#### REQUIRED TASK
Copy the entries below, changing every "Polygon shape" to "Polygon" and keeping everything else as it is. Leave out any pictures.

#### EXTRACTED RECORDS

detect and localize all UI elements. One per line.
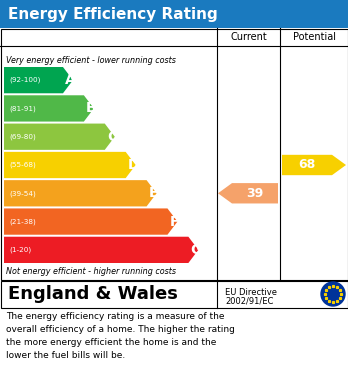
Text: G: G	[190, 243, 202, 257]
Text: England & Wales: England & Wales	[8, 285, 178, 303]
Polygon shape	[4, 237, 198, 263]
Polygon shape	[4, 152, 136, 178]
Polygon shape	[282, 155, 346, 175]
Text: E: E	[149, 186, 158, 200]
Bar	[0, 29, 348, 280]
Text: Not energy efficient - higher running costs: Not energy efficient - higher running co…	[6, 267, 176, 276]
Circle shape	[321, 282, 345, 306]
Polygon shape	[4, 208, 177, 235]
Text: B: B	[86, 101, 96, 115]
Text: (39-54): (39-54)	[9, 190, 36, 197]
Text: (92-100): (92-100)	[9, 77, 40, 83]
Text: (1-20): (1-20)	[9, 247, 31, 253]
Text: (69-80): (69-80)	[9, 133, 36, 140]
Bar	[0, 0, 348, 28]
Text: (55-68): (55-68)	[9, 162, 36, 168]
Text: The energy efficiency rating is a measure of the: The energy efficiency rating is a measur…	[6, 312, 224, 321]
Text: Potential: Potential	[293, 32, 335, 42]
Text: 2002/91/EC: 2002/91/EC	[225, 296, 274, 305]
Text: D: D	[128, 158, 139, 172]
Text: EU Directive: EU Directive	[225, 288, 277, 297]
Text: lower the fuel bills will be.: lower the fuel bills will be.	[6, 351, 125, 360]
Text: C: C	[107, 130, 117, 144]
Text: Very energy efficient - lower running costs: Very energy efficient - lower running co…	[6, 56, 176, 65]
Text: 68: 68	[298, 158, 316, 172]
Text: the more energy efficient the home is and the: the more energy efficient the home is an…	[6, 338, 216, 347]
Polygon shape	[4, 95, 94, 122]
Text: Current: Current	[230, 32, 267, 42]
Text: F: F	[169, 215, 179, 229]
Polygon shape	[4, 67, 73, 93]
Bar	[0, 280, 348, 307]
Text: overall efficiency of a home. The higher the rating: overall efficiency of a home. The higher…	[6, 325, 235, 334]
Polygon shape	[4, 124, 115, 150]
Text: 39: 39	[246, 187, 264, 200]
Polygon shape	[4, 180, 157, 206]
Text: A: A	[65, 73, 76, 87]
Text: (81-91): (81-91)	[9, 105, 36, 112]
Text: (21-38): (21-38)	[9, 218, 36, 225]
Text: Energy Efficiency Rating: Energy Efficiency Rating	[8, 7, 218, 22]
Polygon shape	[218, 183, 278, 203]
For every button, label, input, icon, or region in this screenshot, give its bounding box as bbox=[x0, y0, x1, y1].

#### RESPONSE FOR THIS EXERCISE
detect and localize all UI elements. One per line.
Text: G: G	[190, 243, 202, 257]
Text: England & Wales: England & Wales	[8, 285, 178, 303]
Polygon	[4, 237, 198, 263]
Polygon	[4, 152, 136, 178]
Polygon	[282, 155, 346, 175]
Text: E: E	[149, 186, 158, 200]
Bar	[0, 29, 348, 280]
Text: Not energy efficient - higher running costs: Not energy efficient - higher running co…	[6, 267, 176, 276]
Circle shape	[321, 282, 345, 306]
Polygon	[4, 208, 177, 235]
Text: B: B	[86, 101, 96, 115]
Text: (39-54): (39-54)	[9, 190, 36, 197]
Text: (92-100): (92-100)	[9, 77, 40, 83]
Text: (1-20): (1-20)	[9, 247, 31, 253]
Text: (69-80): (69-80)	[9, 133, 36, 140]
Bar	[0, 0, 348, 28]
Text: (55-68): (55-68)	[9, 162, 36, 168]
Text: The energy efficiency rating is a measure of the: The energy efficiency rating is a measur…	[6, 312, 224, 321]
Text: Potential: Potential	[293, 32, 335, 42]
Text: 2002/91/EC: 2002/91/EC	[225, 296, 274, 305]
Text: D: D	[128, 158, 139, 172]
Text: EU Directive: EU Directive	[225, 288, 277, 297]
Text: lower the fuel bills will be.: lower the fuel bills will be.	[6, 351, 125, 360]
Text: C: C	[107, 130, 117, 144]
Text: Very energy efficient - lower running costs: Very energy efficient - lower running co…	[6, 56, 176, 65]
Text: 68: 68	[298, 158, 316, 172]
Text: the more energy efficient the home is and the: the more energy efficient the home is an…	[6, 338, 216, 347]
Polygon	[4, 95, 94, 122]
Text: Current: Current	[230, 32, 267, 42]
Text: F: F	[169, 215, 179, 229]
Polygon	[4, 67, 73, 93]
Bar	[0, 280, 348, 307]
Text: overall efficiency of a home. The higher the rating: overall efficiency of a home. The higher…	[6, 325, 235, 334]
Polygon	[4, 124, 115, 150]
Text: 39: 39	[246, 187, 264, 200]
Polygon	[4, 180, 157, 206]
Text: A: A	[65, 73, 76, 87]
Text: (81-91): (81-91)	[9, 105, 36, 112]
Text: (21-38): (21-38)	[9, 218, 36, 225]
Text: Energy Efficiency Rating: Energy Efficiency Rating	[8, 7, 218, 22]
Polygon	[218, 183, 278, 203]
For every button, label, input, icon, or region in this screenshot, give its bounding box as bbox=[x0, y0, x1, y1].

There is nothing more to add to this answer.